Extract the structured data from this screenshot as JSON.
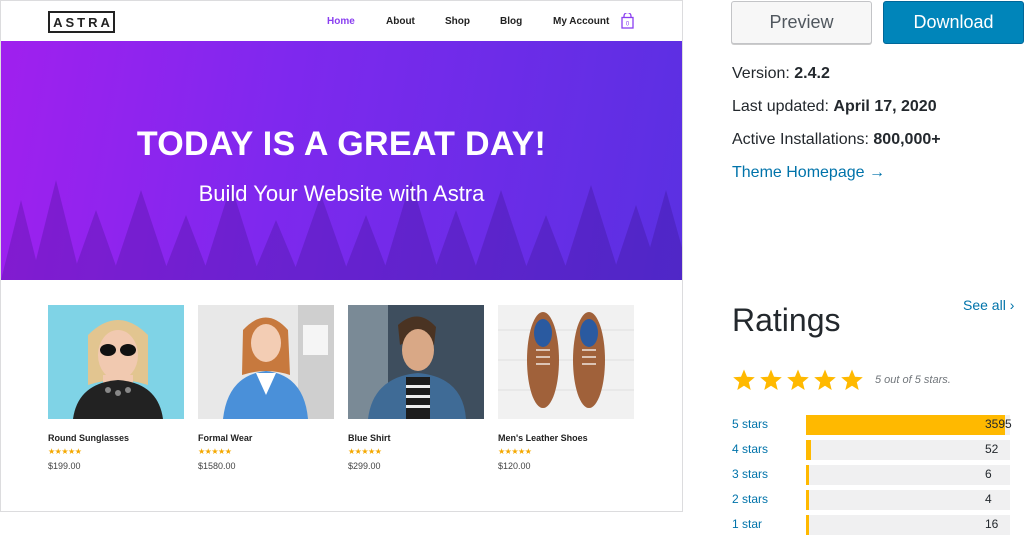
{
  "site": {
    "logo": "ASTRA",
    "nav": [
      "Home",
      "About",
      "Shop",
      "Blog",
      "My Account"
    ],
    "hero_title": "TODAY IS A GREAT DAY!",
    "hero_subtitle": "Build Your Website with Astra",
    "products": [
      {
        "name": "Round Sunglasses",
        "stars": "★★★★★",
        "price": "$199.00"
      },
      {
        "name": "Formal Wear",
        "stars": "★★★★★",
        "price": "$1580.00"
      },
      {
        "name": "Blue Shirt",
        "stars": "★★★★★",
        "price": "$299.00"
      },
      {
        "name": "Men's Leather Shoes",
        "stars": "★★★★★",
        "price": "$120.00"
      }
    ]
  },
  "actions": {
    "preview": "Preview",
    "download": "Download"
  },
  "meta": {
    "version_label": "Version: ",
    "version": "2.4.2",
    "updated_label": "Last updated: ",
    "updated": "April 17, 2020",
    "installs_label": "Active Installations: ",
    "installs": "800,000+",
    "homepage": "Theme Homepage →"
  },
  "ratings": {
    "title": "Ratings",
    "see_all": "See all ›",
    "summary": "5 out of 5 stars.",
    "rating_value": 5,
    "breakdown": [
      {
        "label": "5 stars",
        "count": "3595",
        "fraction": 0.974
      },
      {
        "label": "4 stars",
        "count": "52",
        "fraction": 0.014
      },
      {
        "label": "3 stars",
        "count": "6",
        "fraction": 0.002
      },
      {
        "label": "2 stars",
        "count": "4",
        "fraction": 0.001
      },
      {
        "label": "1 star",
        "count": "16",
        "fraction": 0.004
      }
    ]
  },
  "colors": {
    "accent": "#0085ba",
    "link": "#0073aa",
    "star": "#ffb900",
    "hero_start": "#a020ee",
    "hero_end": "#5a30e2",
    "nav_active": "#8a3ff0"
  },
  "icons": {
    "cart": "shopping-bag-icon",
    "star": "star-icon",
    "trees": "forest-silhouette"
  }
}
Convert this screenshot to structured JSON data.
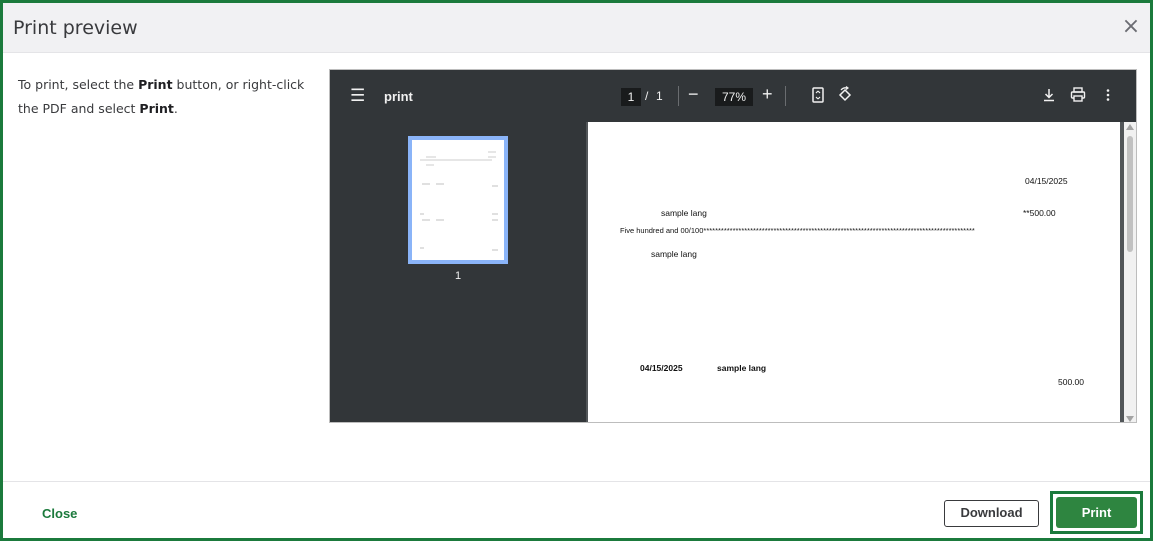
{
  "dialog": {
    "title": "Print preview",
    "close_glyph": "×"
  },
  "instructions": {
    "part1": "To print, select the ",
    "print_bold_1": "Print",
    "part2": " button, or right-click the PDF and select ",
    "print_bold_2": "Print",
    "part3": "."
  },
  "pdf_viewer": {
    "menu_icon": "☰",
    "file_name": "print",
    "current_page": "1",
    "page_separator": "/",
    "page_count": "1",
    "zoom_out": "−",
    "zoom_level": "77%",
    "zoom_in": "+",
    "thumbnail_label": "1",
    "icons": [
      "fit-page-icon",
      "rotate-icon",
      "download-icon",
      "printer-icon",
      "more-vert-icon"
    ]
  },
  "check": {
    "date_top": "04/15/2025",
    "payee": "sample lang",
    "amount": "**500.00",
    "amount_words": "Five hundred and 00/100*********************************************************************************************",
    "address_name": "sample lang",
    "stub_date": "04/15/2025",
    "stub_payee": "sample lang",
    "stub_amount": "500.00"
  },
  "footer": {
    "close_label": "Close",
    "download_label": "Download",
    "print_label": "Print"
  },
  "colors": {
    "accent_green": "#2e8540",
    "border_green": "#1b7a3c",
    "viewer_dark": "#323639"
  }
}
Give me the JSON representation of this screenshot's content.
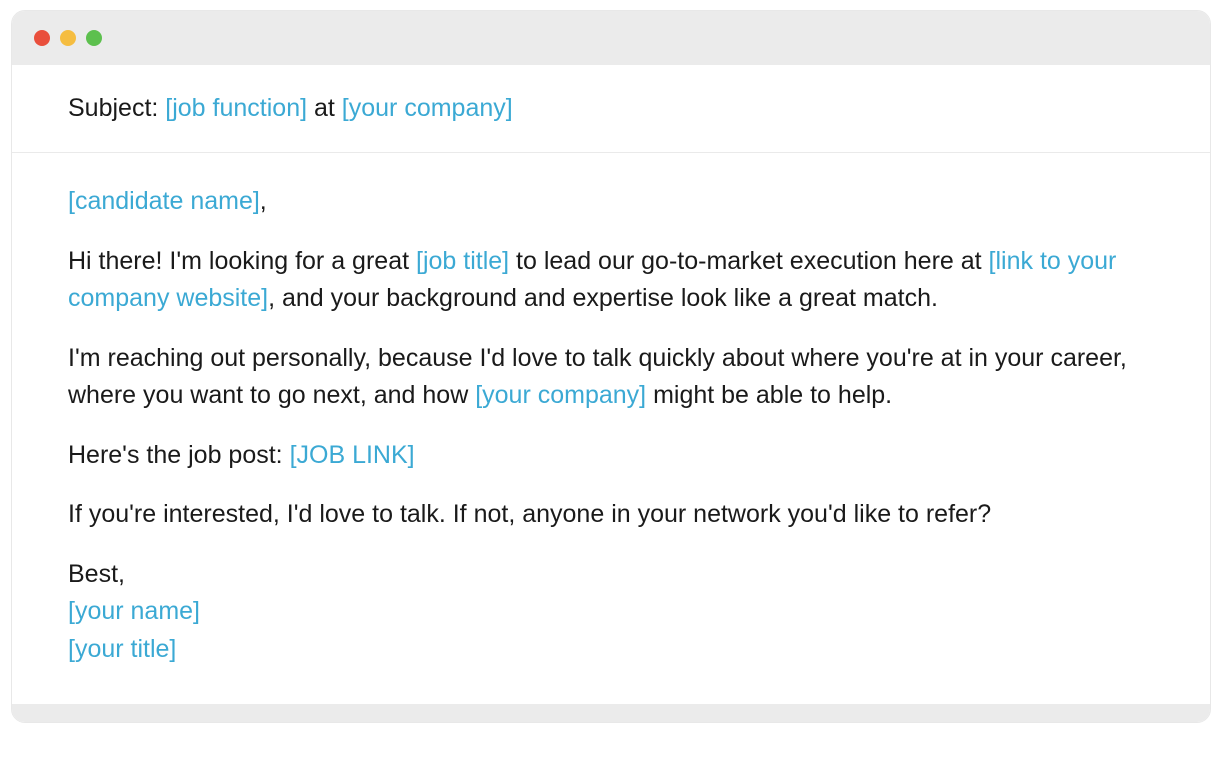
{
  "subject": {
    "label": "Subject: ",
    "placeholder1": "[job function]",
    "connector": " at ",
    "placeholder2": "[your company]"
  },
  "greeting": {
    "placeholder": "[candidate name]",
    "comma": ","
  },
  "para1": {
    "t1": "Hi there! I'm looking for a great ",
    "p1": "[job title]",
    "t2": " to lead our go-to-market  execution here at ",
    "p2": "[link to your company website]",
    "t3": ", and your  background and expertise look like a great match."
  },
  "para2": {
    "t1": "I'm reaching out personally, because I'd love to talk quickly about  where you're at in your career, where you want to go next, and  how ",
    "p1": "[your company]",
    "t2": " might be able to help."
  },
  "para3": {
    "t1": "Here's the job post:  ",
    "p1": "[JOB LINK]"
  },
  "para4": {
    "t1": "If you're interested, I'd love to talk. If not, anyone in your network  you'd like to refer?"
  },
  "signoff": {
    "best": "Best,",
    "name": "[your name]",
    "title": "[your title]"
  }
}
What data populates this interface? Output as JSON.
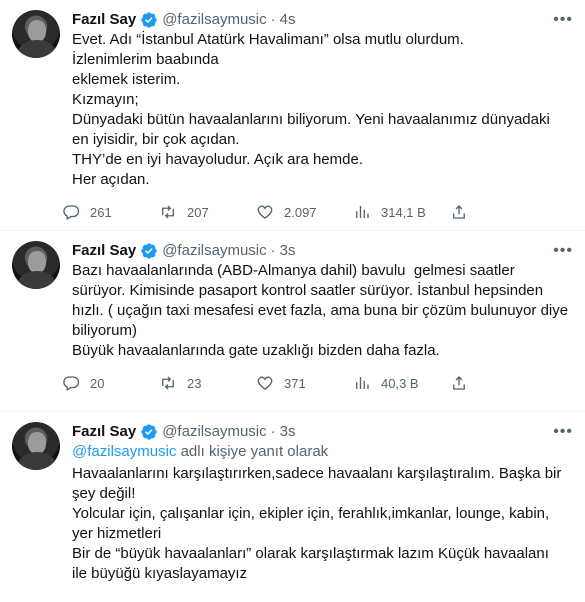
{
  "tweets": [
    {
      "name": "Fazıl Say",
      "handle": "@fazilsaymusic",
      "dot": "·",
      "time": "4s",
      "lines": [
        "Evet. Adı “İstanbul Atatürk Havalimanı” olsa mutlu olurdum.",
        "İzlenimlerim baabında",
        "eklemek isterim.",
        "Kızmayın;",
        "Dünyadaki bütün havaalanlarını biliyorum. Yeni havaalanımız dünyadaki",
        "en iyisidir, bir çok açıdan.",
        "THY’de en iyi havayoludur. Açık ara hemde.",
        "Her açıdan."
      ],
      "stats": {
        "replies": "261",
        "retweets": "207",
        "likes": "2.097",
        "views": "314,1 B"
      }
    },
    {
      "name": "Fazıl Say",
      "handle": "@fazilsaymusic",
      "dot": "·",
      "time": "3s",
      "lines": [
        "Bazı havaalanlarında (ABD-Almanya dahil) bavulu  gelmesi saatler",
        "sürüyor. Kimisinde pasaport kontrol saatler sürüyor. İstanbul hepsinden",
        "hızlı. ( uçağın taxi mesafesi evet fazla, ama buna bir çözüm bulunuyor diye",
        "biliyorum)",
        "Büyük havaalanlarında gate uzaklığı bizden daha fazla."
      ],
      "stats": {
        "replies": "20",
        "retweets": "23",
        "likes": "371",
        "views": "40,3 B"
      }
    },
    {
      "name": "Fazıl Say",
      "handle": "@fazilsaymusic",
      "dot": "·",
      "time": "3s",
      "reply_mention": "@fazilsaymusic",
      "reply_suffix": " adlı kişiye yanıt olarak",
      "lines": [
        "Havaalanlarını karşılaştırırken,sadece havaalanı karşılaştıralım. Başka bir",
        "şey değil!",
        "Yolcular için, çalışanlar için, ekipler için, ferahlık,imkanlar, lounge, kabin,",
        "yer hizmetleri",
        "Bir de “büyük havaalanları” olarak karşılaştırmak lazım Küçük havaalanı",
        "ile büyüğü kıyaslayamayız"
      ]
    }
  ],
  "icons": {
    "reply": "reply-icon",
    "retweet": "retweet-icon",
    "like": "heart-icon",
    "views": "views-icon",
    "share": "share-icon",
    "verified": "verified-badge-icon",
    "more": "more-icon"
  },
  "colors": {
    "verified": "#1d9bf0",
    "mention": "#1d9bf0",
    "secondary_text": "#536471",
    "primary_text": "#0f1419"
  }
}
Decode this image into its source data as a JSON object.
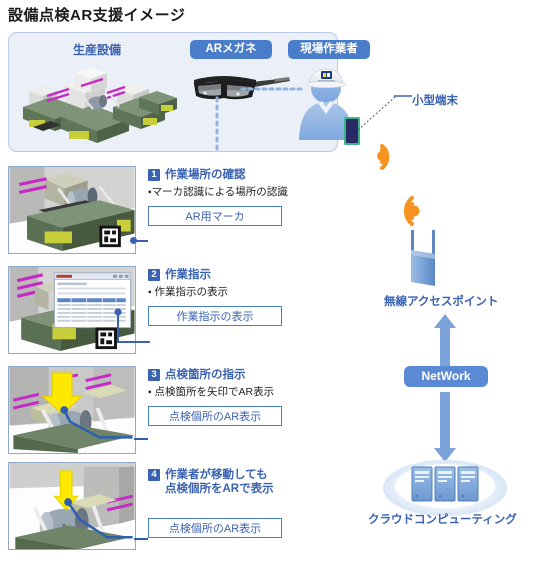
{
  "title": "設備点検AR支援イメージ",
  "equipment_panel": {
    "label": "生産設備",
    "art_name": "production-equipment-illustration"
  },
  "pills": {
    "ar_glasses": "ARメガネ",
    "field_worker": "現場作業者",
    "network": "NetWork"
  },
  "right_labels": {
    "terminal": "小型端末",
    "access_point": "無線アクセスポイント",
    "cloud": "クラウドコンピューティング"
  },
  "steps": [
    {
      "num": "1",
      "heading": "作業場所の確認",
      "heading_line2": "",
      "bullet": "・マーカ認識による場所の認識",
      "callout": "AR用マーカ"
    },
    {
      "num": "2",
      "heading": "作業指示",
      "heading_line2": "",
      "bullet": "・ 作業指示の表示",
      "callout": "作業指示の表示"
    },
    {
      "num": "3",
      "heading": "点検箇所の指示",
      "heading_line2": "",
      "bullet": "・ 点検箇所を矢印でAR表示",
      "callout": "点検個所のAR表示"
    },
    {
      "num": "4",
      "heading": "作業者が移動しても",
      "heading_line2": "点検個所をARで表示",
      "bullet": "",
      "callout": "点検個所のAR表示"
    }
  ],
  "colors": {
    "panel_bg": "#eaeff8",
    "panel_border": "#b9cbe8",
    "accent_blue": "#3a62b0",
    "pill_blue": "#4a7dc9",
    "wifi_orange": "#f6921e",
    "arrow_blue": "#7ba3d9",
    "marker_black": "#141414",
    "highlight_yellow": "#ffe800"
  }
}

====

→ Instructions for the task: Extract all lines that hold the word "fazla".

→ Result of the task:
        "hızlı. ( uçağın taxi mesafesi evet fazla, ama buna bir çözüm bulunuyor diye",
        "Büyük havaalanlarında gate uzaklığı bizden daha fazla."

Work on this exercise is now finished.